Search the records that follow and extract every line containing the string "screenshot".
########################################
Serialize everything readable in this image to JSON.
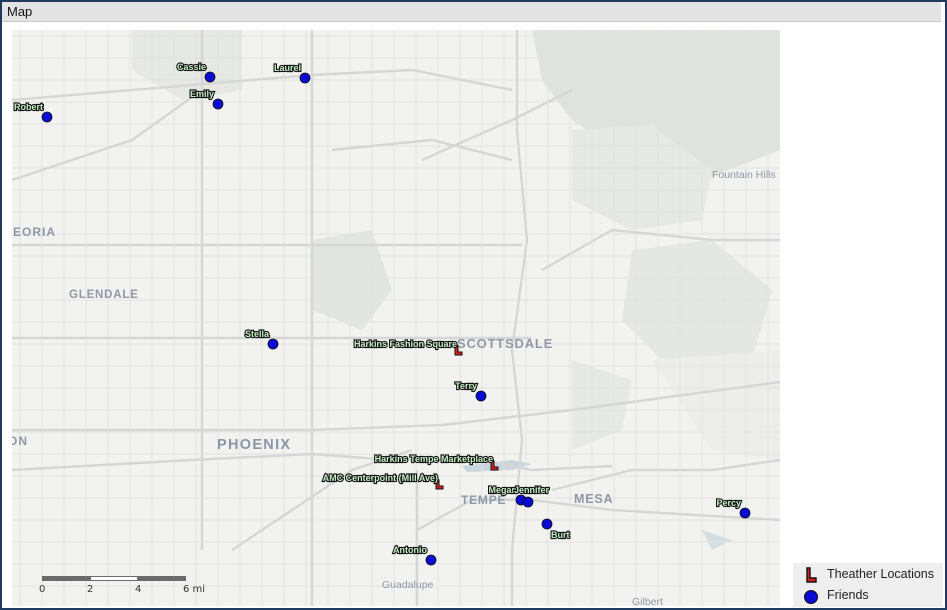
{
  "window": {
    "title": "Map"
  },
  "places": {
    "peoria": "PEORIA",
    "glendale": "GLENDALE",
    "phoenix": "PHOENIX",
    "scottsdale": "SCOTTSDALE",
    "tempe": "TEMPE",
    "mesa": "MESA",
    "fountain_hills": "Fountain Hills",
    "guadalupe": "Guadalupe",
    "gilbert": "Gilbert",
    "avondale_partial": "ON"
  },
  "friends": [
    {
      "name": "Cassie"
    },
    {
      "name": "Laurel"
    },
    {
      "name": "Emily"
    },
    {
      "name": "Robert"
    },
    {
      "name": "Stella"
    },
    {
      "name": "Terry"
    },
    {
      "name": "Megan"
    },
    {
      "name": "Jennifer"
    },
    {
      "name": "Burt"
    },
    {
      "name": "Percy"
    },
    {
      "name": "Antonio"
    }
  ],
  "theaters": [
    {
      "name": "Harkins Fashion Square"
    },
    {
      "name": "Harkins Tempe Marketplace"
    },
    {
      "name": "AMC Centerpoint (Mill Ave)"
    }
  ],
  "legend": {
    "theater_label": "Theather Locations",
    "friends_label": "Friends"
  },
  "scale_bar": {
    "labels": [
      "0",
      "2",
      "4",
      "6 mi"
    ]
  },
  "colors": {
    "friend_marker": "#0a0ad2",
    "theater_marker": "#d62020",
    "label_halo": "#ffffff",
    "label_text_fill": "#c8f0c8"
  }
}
########################################
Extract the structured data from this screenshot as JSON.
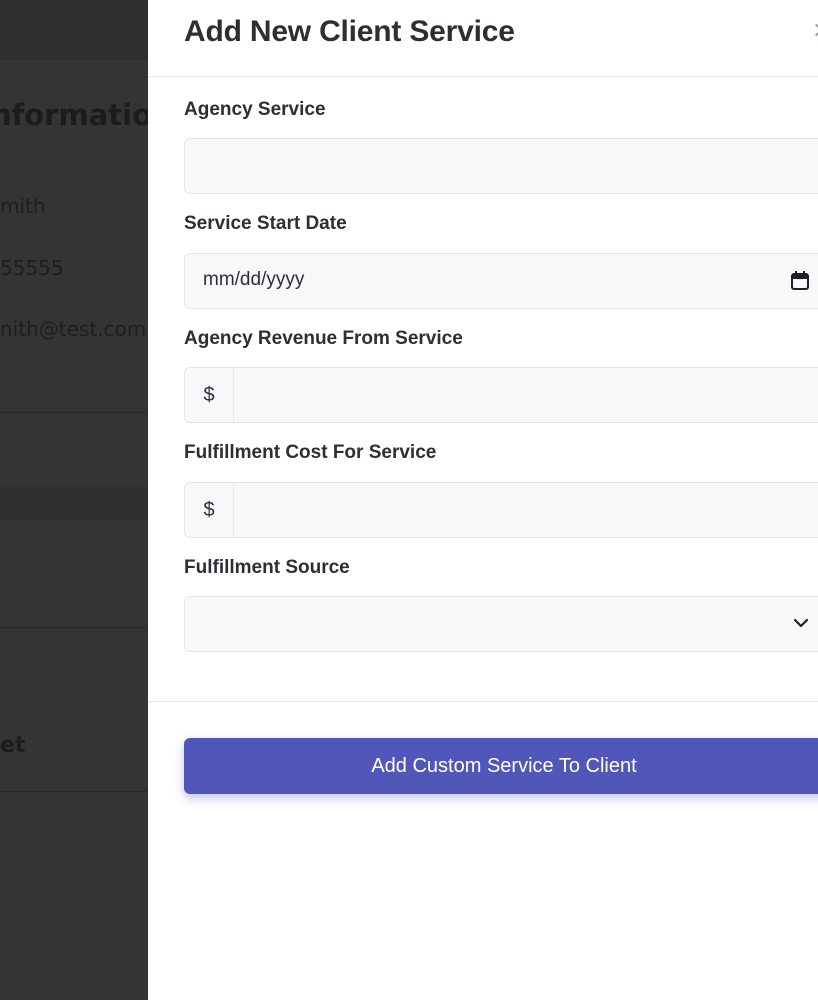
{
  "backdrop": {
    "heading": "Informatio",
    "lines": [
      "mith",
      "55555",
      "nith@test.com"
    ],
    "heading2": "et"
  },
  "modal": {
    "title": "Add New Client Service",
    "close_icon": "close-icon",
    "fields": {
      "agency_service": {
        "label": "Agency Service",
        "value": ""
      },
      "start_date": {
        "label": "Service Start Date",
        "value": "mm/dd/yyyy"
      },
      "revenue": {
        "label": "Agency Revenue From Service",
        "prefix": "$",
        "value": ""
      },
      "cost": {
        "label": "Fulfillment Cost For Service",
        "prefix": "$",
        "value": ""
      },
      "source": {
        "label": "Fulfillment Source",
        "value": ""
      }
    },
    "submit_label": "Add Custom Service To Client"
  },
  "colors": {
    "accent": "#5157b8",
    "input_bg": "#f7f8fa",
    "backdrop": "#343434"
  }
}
########################################
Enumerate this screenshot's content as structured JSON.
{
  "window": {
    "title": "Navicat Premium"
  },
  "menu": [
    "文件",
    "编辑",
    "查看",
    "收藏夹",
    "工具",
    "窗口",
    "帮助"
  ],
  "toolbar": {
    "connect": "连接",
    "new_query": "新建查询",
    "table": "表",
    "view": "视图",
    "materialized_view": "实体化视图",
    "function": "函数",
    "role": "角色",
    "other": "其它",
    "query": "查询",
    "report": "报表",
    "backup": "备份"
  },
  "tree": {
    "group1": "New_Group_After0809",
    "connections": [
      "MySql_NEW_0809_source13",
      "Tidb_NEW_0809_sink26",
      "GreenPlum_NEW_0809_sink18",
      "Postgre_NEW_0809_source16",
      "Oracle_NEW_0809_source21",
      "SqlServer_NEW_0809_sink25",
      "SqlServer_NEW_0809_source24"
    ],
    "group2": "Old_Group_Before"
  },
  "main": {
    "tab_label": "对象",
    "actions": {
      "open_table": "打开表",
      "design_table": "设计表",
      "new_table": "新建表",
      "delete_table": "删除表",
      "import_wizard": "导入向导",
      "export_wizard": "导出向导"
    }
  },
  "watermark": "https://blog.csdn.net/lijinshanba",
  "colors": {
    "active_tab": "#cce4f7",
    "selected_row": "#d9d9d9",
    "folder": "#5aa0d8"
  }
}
########################################
§ **Task answer**
Extract the structured data from this screenshot as JSON.
Enumerate this screenshot's content as structured JSON.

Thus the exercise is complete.